• [TEXT EXCERPT]:
################
= Network detector =

Computer programs used to detect WLANs

Network detectors, or network discovery software, are computer programs that facilitate detection of wireless LANs using the 802.11b, 802.11a and 802.11g WLAN standards. Discovering networks may be done through active as well as passive scanning.

==Active scanning==
Active scanning is done through sending multiple probe requests and recording the probe responses. The probe response received normally contains BSSID and WLAN SSID. If SSID broadcasting has been turned off, and active scanning is the only type of scanning supported by the software, no networks will show up. An example of an active scanner is NetStumbler.

==Passive scanning==
Passive scanning is not done by active probing, but by mere listening to any data sent out by the AP. Once a legitimate user connects to the AP, the AP will eventually send out a SSID in cleartext. By impersonating this AP by automatic altering of the MAC address, the computer running the network discovery scanner will be given this SSID by legitimate users. Passive scanners include Kismet and essid jack (a program under AirJack).

==Notable programs==
Notable programs include Network Stumbler, Kismet, Lumeta Corporation, Aerosol, AirMagnet, MacStumbler, Ministumbler, Mognet, NetChaser, perlskan, Wireless Security Auditor, Wlandump, PocketWarrior, pocketWinc, Prismstumbler, Sniff-em, AiroPeek, Airscanner, AP Scanner, AP Radar, Apsniff, BSD-Airtools, dstumbler, gtk-scanner, gWireless, iStumbler, KisMAC, Sniffer Wireless, THC-Scan, THC-Wardrive, WarGlue, WarKizniz, Wellenreiter, Wi-Scan and WiStumbler.
################
(Collected data entries)
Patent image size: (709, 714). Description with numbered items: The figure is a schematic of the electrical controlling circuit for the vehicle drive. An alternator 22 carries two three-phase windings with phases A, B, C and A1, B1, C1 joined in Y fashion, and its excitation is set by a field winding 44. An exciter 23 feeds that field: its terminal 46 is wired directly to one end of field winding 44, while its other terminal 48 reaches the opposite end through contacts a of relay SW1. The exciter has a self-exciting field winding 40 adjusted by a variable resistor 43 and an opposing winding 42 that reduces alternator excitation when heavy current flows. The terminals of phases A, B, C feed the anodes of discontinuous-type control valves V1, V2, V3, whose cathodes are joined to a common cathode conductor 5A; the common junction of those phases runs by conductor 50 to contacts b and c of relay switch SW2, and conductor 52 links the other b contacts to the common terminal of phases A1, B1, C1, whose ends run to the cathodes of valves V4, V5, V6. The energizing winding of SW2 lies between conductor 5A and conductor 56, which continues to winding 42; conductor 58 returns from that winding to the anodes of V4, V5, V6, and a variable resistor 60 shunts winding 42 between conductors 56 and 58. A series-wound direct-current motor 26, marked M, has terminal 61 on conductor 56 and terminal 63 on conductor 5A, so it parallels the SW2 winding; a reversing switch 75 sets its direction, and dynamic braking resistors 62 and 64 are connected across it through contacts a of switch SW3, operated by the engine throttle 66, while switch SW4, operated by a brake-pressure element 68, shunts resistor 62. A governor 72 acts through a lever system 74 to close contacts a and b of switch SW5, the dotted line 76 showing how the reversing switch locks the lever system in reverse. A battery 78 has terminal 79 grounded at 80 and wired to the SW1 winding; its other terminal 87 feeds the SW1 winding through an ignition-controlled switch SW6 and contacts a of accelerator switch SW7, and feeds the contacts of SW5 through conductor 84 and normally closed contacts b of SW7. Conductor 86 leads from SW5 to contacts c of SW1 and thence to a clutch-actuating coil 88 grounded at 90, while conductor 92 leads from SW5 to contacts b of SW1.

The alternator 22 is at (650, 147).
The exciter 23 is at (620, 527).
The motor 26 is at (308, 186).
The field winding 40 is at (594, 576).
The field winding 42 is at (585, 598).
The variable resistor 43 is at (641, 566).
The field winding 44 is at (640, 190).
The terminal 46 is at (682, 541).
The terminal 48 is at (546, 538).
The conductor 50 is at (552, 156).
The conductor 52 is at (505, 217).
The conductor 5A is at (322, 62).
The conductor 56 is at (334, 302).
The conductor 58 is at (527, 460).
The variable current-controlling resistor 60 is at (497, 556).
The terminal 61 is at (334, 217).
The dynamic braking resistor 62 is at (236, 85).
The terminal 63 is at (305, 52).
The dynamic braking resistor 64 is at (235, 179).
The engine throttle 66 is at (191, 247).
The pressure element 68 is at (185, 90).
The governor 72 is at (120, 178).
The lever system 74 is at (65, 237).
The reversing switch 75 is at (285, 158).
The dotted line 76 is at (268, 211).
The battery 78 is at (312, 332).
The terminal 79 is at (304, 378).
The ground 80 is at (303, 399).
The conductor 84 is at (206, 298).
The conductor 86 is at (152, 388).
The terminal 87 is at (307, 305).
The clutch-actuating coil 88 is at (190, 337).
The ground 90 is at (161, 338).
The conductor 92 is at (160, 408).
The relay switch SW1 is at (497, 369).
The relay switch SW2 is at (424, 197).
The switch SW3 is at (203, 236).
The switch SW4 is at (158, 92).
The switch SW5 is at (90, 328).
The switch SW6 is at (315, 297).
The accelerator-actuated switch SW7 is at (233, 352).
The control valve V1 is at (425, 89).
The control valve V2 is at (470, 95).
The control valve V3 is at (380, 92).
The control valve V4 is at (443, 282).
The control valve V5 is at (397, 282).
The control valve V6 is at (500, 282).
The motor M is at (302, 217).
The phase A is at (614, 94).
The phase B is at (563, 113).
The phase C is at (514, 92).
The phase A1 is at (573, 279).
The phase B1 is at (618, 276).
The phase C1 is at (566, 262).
################
Rewrite the network detector text starting with "Computer programs used" and going on through "scanner is NetStumbler.", switching "wireless LANs" to "wireless local area networks".

• [ANSWER FOR THIS EXERCISE]:
Computer programs used to detect WLANs

Network detectors, or network discovery software, are computer programs that facilitate detection of wireless local area networks using the 802.11b, 802.11a and 802.11g WLAN standards. Discovering networks may be done through active as well as passive scanning.

==Active scanning==
Active scanning is done through sending multiple probe requests and recording the probe responses. The probe response received normally contains BSSID and WLAN SSID. If SSID broadcasting has been turned off, and active scanning is the only type of scanning supported by the software, no networks will show up. An example of an active scanner is NetStumbler.